Ausgewählter Textauszug:
- - - -
URI: 
       # taz.de -- Soundtrack zu Michelle Obamas Doku: Subtil, präzise und ehrfürchtig
       
       > Jazz erzählt Geschichte: Ungewohnt minimalistisch, wie bei Kamasi
       > Washingtons Soundtrack „Becoming“zur Netflix-Doku über Michelle Obama.
       
   IMG Bild: Mal ohne Kanne: Kamasi Washington in Venice Beach
       
       In so einer Situation kann es sogar einer Michelle Obama kurz die Sprache
       verschlagen: Geschehen im Februar 2019 bei der Verleihung der Grammy
       Awards. Die ehemalige First Lady hatte einen Überraschungsauftritt, kam
       gemeinsam mit Lady Gaga, Alicia Keys, J. Lo und Jada Pinkett Smith auf die
       Bühne, und der Reihe nach erzählten die fünf, was Musik für sie bedeutet.
       
       Obama hatte ihre zum Bestseller avancierten Memoiren „Becoming“ wenige
       Monate zuvor veröffentlicht und damit ihren Status als Ikone und
       popstarhaftes Rollenvorbild für junge Frauen gesichert, wie sehr, wurde an
       dem Abend überdeutlich. Sie, und keine der anderen, musste zweimal
       ansetzen, bis sie sprechen konnte, weil ihre Worte zunächst in Jubel und
       Applaus untergingen. Dann berichtete Obama von den Motown-Alben, die sie in
       der South Side von Chicago, wo sie aufwuchs, rauf und runter gehört habe
       und von den „Who runs the World?“-Songs, die sie in der vergangenen Dekade
       angetrieben hätten.
       
       „Musik“, so sagte Michelle Obama, „hat mir immer dabei geholfen, meine
       Geschichte zu erzählen.“ Quasi einstimmig erklärten die Medien diesen
       Moment gleich zu Beginn der Preisverleihung als deren eigentlichen
       Höhepunkt. Wer sich diese Szene ebenfalls etwas genauer angesehen hat, ist
       Kamasi Washington. Der [1][39-jährige US-Tenorsaxofonist] hat nun für die
       Dokumentation zu Obamas „Becoming“ den Soundtrack beigesteuert.
       
       Zu sehen gibt es diese bereits seit Mai auf Netflix, es ist einer von
       mehreren Filmen, für die Michelle und Barack Obama mit der
       Streamingplattform einen umfangreichen Vertrag abgeschlossen haben. Aber
       jetzt erst erscheint die Musik unabhängig von dem Film, aber unter
       ebendiesem Titel – und macht es einem beim ersten Anhören überraschend
       schwer.
- - - -
Einträge:
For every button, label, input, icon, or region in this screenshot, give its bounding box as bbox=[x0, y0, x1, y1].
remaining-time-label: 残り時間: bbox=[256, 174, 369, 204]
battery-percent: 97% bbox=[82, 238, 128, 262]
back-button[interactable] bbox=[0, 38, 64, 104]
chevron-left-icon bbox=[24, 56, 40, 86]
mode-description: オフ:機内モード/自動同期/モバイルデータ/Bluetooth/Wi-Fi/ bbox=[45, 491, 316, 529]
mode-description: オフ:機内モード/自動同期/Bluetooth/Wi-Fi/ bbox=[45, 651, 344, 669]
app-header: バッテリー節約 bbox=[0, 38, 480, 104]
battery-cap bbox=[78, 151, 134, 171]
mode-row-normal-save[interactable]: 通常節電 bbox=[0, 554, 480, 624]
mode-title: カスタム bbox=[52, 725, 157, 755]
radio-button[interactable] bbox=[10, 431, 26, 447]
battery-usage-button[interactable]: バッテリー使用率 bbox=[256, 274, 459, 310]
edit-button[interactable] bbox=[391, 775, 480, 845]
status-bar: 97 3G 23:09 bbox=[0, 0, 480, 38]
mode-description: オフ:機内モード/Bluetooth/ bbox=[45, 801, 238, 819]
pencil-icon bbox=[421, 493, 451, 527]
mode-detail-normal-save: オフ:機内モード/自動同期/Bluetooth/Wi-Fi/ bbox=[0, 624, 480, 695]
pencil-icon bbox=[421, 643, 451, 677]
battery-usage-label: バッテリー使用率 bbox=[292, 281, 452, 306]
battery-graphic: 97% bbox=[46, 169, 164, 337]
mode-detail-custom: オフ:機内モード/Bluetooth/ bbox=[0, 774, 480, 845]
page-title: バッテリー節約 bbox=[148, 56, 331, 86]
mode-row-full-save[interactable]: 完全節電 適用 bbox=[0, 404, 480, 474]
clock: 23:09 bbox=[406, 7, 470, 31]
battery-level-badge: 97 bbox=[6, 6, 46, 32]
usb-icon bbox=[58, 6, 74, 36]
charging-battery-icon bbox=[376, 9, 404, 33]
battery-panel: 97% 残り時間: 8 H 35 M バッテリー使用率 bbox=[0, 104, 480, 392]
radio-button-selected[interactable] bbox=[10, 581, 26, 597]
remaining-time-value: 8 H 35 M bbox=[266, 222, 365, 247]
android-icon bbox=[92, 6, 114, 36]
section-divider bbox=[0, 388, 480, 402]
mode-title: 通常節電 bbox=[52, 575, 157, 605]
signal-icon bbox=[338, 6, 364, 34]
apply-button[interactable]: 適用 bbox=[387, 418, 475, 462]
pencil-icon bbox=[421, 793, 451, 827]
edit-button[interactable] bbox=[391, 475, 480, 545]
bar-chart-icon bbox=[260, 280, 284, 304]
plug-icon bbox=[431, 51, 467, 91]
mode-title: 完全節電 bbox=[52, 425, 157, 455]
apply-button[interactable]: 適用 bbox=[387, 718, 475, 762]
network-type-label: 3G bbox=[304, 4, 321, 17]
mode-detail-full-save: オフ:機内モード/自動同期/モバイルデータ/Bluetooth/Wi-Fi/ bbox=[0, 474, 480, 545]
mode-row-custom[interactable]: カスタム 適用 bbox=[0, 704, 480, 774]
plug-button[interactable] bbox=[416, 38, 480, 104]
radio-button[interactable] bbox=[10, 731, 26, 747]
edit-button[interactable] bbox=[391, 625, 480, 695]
- - - -
Schriftliche Aufgabe: Geben Sie aus dem Artikel über Kamasi Washingtons Soundtrack zur Obama-Dokumentation alles von „In so einer“ bis hinunter zu „für sie bedeutet.“ wortgetreu aus.

Lösung:
In so einer Situation kann es sogar einer Michelle Obama kurz die Sprache
       verschlagen: Geschehen im Februar 2019 bei der Verleihung der Grammy
       Awards. Die ehemalige First Lady hatte einen Überraschungsauftritt, kam
       gemeinsam mit Lady Gaga, Alicia Keys, J. Lo und Jada Pinkett Smith auf die
       Bühne, und der Reihe nach erzählten die fünf, was Musik für sie bedeutet.